EXERCISE:
Type out the material below exactly.

DATA SHOWN:

————————

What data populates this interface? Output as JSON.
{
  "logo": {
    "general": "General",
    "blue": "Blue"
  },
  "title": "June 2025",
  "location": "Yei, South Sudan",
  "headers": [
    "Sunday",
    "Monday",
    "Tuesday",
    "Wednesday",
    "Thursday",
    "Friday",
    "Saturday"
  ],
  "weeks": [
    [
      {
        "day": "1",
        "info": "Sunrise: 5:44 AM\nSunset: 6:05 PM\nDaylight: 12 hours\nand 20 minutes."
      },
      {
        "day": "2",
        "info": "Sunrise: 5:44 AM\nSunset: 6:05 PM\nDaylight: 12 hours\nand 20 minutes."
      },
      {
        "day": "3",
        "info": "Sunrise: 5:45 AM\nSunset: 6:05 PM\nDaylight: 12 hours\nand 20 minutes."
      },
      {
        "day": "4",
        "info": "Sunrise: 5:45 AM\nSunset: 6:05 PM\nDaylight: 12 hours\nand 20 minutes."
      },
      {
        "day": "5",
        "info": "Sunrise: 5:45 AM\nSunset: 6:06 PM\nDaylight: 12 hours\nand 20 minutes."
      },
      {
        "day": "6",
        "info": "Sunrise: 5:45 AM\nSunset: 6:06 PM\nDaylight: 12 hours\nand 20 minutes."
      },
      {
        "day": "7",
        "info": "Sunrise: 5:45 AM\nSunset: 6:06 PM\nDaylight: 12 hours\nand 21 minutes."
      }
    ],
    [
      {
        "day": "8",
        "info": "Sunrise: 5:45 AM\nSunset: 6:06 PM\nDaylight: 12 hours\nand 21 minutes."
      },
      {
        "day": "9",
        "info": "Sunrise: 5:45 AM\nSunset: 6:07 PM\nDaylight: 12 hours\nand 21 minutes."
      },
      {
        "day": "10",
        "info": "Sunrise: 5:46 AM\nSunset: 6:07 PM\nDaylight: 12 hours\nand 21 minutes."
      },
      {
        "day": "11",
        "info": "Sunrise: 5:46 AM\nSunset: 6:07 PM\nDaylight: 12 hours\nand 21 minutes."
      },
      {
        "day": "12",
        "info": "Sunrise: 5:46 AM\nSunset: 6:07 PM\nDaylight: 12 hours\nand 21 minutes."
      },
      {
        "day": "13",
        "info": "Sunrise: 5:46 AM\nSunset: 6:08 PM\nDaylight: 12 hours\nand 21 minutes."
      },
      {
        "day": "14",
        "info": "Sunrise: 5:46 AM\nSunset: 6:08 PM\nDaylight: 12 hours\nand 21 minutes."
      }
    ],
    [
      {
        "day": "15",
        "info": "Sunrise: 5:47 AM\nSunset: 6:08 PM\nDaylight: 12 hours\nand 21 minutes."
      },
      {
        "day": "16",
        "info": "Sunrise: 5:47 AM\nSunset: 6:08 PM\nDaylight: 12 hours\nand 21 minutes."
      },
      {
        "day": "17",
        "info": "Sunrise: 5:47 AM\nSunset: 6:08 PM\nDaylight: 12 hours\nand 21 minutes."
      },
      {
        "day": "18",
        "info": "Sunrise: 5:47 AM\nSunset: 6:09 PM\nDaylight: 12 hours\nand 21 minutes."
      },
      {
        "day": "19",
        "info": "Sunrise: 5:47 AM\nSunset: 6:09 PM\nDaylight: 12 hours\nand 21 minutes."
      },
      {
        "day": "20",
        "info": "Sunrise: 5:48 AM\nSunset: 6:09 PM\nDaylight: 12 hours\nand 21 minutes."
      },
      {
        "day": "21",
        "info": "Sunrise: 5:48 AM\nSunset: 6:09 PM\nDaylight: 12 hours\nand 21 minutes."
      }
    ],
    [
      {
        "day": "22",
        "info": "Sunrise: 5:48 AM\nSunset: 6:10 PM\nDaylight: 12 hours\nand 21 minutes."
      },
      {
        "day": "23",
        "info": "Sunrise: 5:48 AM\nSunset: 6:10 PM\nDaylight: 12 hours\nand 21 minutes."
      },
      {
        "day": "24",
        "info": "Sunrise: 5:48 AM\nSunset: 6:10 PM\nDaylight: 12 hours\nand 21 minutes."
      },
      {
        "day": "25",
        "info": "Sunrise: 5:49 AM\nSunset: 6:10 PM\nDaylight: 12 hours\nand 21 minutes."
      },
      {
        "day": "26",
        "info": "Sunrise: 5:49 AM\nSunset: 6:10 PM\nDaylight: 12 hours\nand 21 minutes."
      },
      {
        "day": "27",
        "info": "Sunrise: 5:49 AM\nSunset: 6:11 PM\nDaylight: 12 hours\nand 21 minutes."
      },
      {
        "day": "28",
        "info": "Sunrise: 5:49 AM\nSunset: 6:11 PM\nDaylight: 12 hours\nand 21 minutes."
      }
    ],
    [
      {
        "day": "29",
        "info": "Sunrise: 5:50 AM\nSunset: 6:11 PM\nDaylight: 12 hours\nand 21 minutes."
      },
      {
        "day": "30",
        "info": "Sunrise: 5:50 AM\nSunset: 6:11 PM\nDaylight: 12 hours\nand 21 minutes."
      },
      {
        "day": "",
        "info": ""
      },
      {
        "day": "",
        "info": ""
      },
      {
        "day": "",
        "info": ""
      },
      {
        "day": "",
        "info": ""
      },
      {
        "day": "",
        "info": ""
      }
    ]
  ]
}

————————

SOLVED EXERCISE:
What data populates this interface? Output as JSON.
{
  "logo": {
    "general": "General",
    "blue": "Blue"
  },
  "title": "June 2025",
  "location": "Yei, South Sudan",
  "headers": [
    "Sunday",
    "Monday",
    "Tuesday",
    "Wednesday",
    "Thursday",
    "Friday",
    "Saturday"
  ],
  "weeks": [
    [
      {
        "day": "1",
        "info": "Sunrise: 5:44 AM\nSunset: 6:05 PM\nDaylight: 12 hours\nand 20 minutes."
      },
      {
        "day": "2",
        "info": "Sunrise: 5:44 AM\nSunset: 6:05 PM\nDaylight: 12 hours\nand 20 minutes."
      },
      {
        "day": "3",
        "info": "Sunrise: 5:45 AM\nSunset: 6:05 PM\nDaylight: 12 hours\nand 20 minutes."
      },
      {
        "day": "4",
        "info": "Sunrise: 5:45 AM\nSunset: 6:05 PM\nDaylight: 12 hours\nand 20 minutes."
      },
      {
        "day": "5",
        "info": "Sunrise: 5:45 AM\nSunset: 6:06 PM\nDaylight: 12 hours\nand 20 minutes."
      },
      {
        "day": "6",
        "info": "Sunrise: 5:45 AM\nSunset: 6:06 PM\nDaylight: 12 hours\nand 20 minutes."
      },
      {
        "day": "7",
        "info": "Sunrise: 5:45 AM\nSunset: 6:06 PM\nDaylight: 12 hours\nand 21 minutes."
      }
    ],
    [
      {
        "day": "8",
        "info": "Sunrise: 5:45 AM\nSunset: 6:06 PM\nDaylight: 12 hours\nand 21 minutes."
      },
      {
        "day": "9",
        "info": "Sunrise: 5:45 AM\nSunset: 6:07 PM\nDaylight: 12 hours\nand 21 minutes."
      },
      {
        "day": "10",
        "info": "Sunrise: 5:46 AM\nSunset: 6:07 PM\nDaylight: 12 hours\nand 21 minutes."
      },
      {
        "day": "11",
        "info": "Sunrise: 5:46 AM\nSunset: 6:07 PM\nDaylight: 12 hours\nand 21 minutes."
      },
      {
        "day": "12",
        "info": "Sunrise: 5:46 AM\nSunset: 6:07 PM\nDaylight: 12 hours\nand 21 minutes."
      },
      {
        "day": "13",
        "info": "Sunrise: 5:46 AM\nSunset: 6:08 PM\nDaylight: 12 hours\nand 21 minutes."
      },
      {
        "day": "14",
        "info": "Sunrise: 5:46 AM\nSunset: 6:08 PM\nDaylight: 12 hours\nand 21 minutes."
      }
    ],
    [
      {
        "day": "15",
        "info": "Sunrise: 5:47 AM\nSunset: 6:08 PM\nDaylight: 12 hours\nand 21 minutes."
      },
      {
        "day": "16",
        "info": "Sunrise: 5:47 AM\nSunset: 6:08 PM\nDaylight: 12 hours\nand 21 minutes."
      },
      {
        "day": "17",
        "info": "Sunrise: 5:47 AM\nSunset: 6:08 PM\nDaylight: 12 hours\nand 21 minutes."
      },
      {
        "day": "18",
        "info": "Sunrise: 5:47 AM\nSunset: 6:09 PM\nDaylight: 12 hours\nand 21 minutes."
      },
      {
        "day": "19",
        "info": "Sunrise: 5:47 AM\nSunset: 6:09 PM\nDaylight: 12 hours\nand 21 minutes."
      },
      {
        "day": "20",
        "info": "Sunrise: 5:48 AM\nSunset: 6:09 PM\nDaylight: 12 hours\nand 21 minutes."
      },
      {
        "day": "21",
        "info": "Sunrise: 5:48 AM\nSunset: 6:09 PM\nDaylight: 12 hours\nand 21 minutes."
      }
    ],
    [
      {
        "day": "22",
        "info": "Sunrise: 5:48 AM\nSunset: 6:10 PM\nDaylight: 12 hours\nand 21 minutes."
      },
      {
        "day": "23",
        "info": "Sunrise: 5:48 AM\nSunset: 6:10 PM\nDaylight: 12 hours\nand 21 minutes."
      },
      {
        "day": "24",
        "info": "Sunrise: 5:48 AM\nSunset: 6:10 PM\nDaylight: 12 hours\nand 21 minutes."
      },
      {
        "day": "25",
        "info": "Sunrise: 5:49 AM\nSunset: 6:10 PM\nDaylight: 12 hours\nand 21 minutes."
      },
      {
        "day": "26",
        "info": "Sunrise: 5:49 AM\nSunset: 6:10 PM\nDaylight: 12 hours\nand 21 minutes."
      },
      {
        "day": "27",
        "info": "Sunrise: 5:49 AM\nSunset: 6:11 PM\nDaylight: 12 hours\nand 21 minutes."
      },
      {
        "day": "28",
        "info": "Sunrise: 5:49 AM\nSunset: 6:11 PM\nDaylight: 12 hours\nand 21 minutes."
      }
    ],
    [
      {
        "day": "29",
        "info": "Sunrise: 5:50 AM\nSunset: 6:11 PM\nDaylight: 12 hours\nand 21 minutes."
      },
      {
        "day": "30",
        "info": "Sunrise: 5:50 AM\nSunset: 6:11 PM\nDaylight: 12 hours\nand 21 minutes."
      },
      {
        "day": "",
        "info": ""
      },
      {
        "day": "",
        "info": ""
      },
      {
        "day": "",
        "info": ""
      },
      {
        "day": "",
        "info": ""
      },
      {
        "day": "",
        "info": ""
      }
    ]
  ]
}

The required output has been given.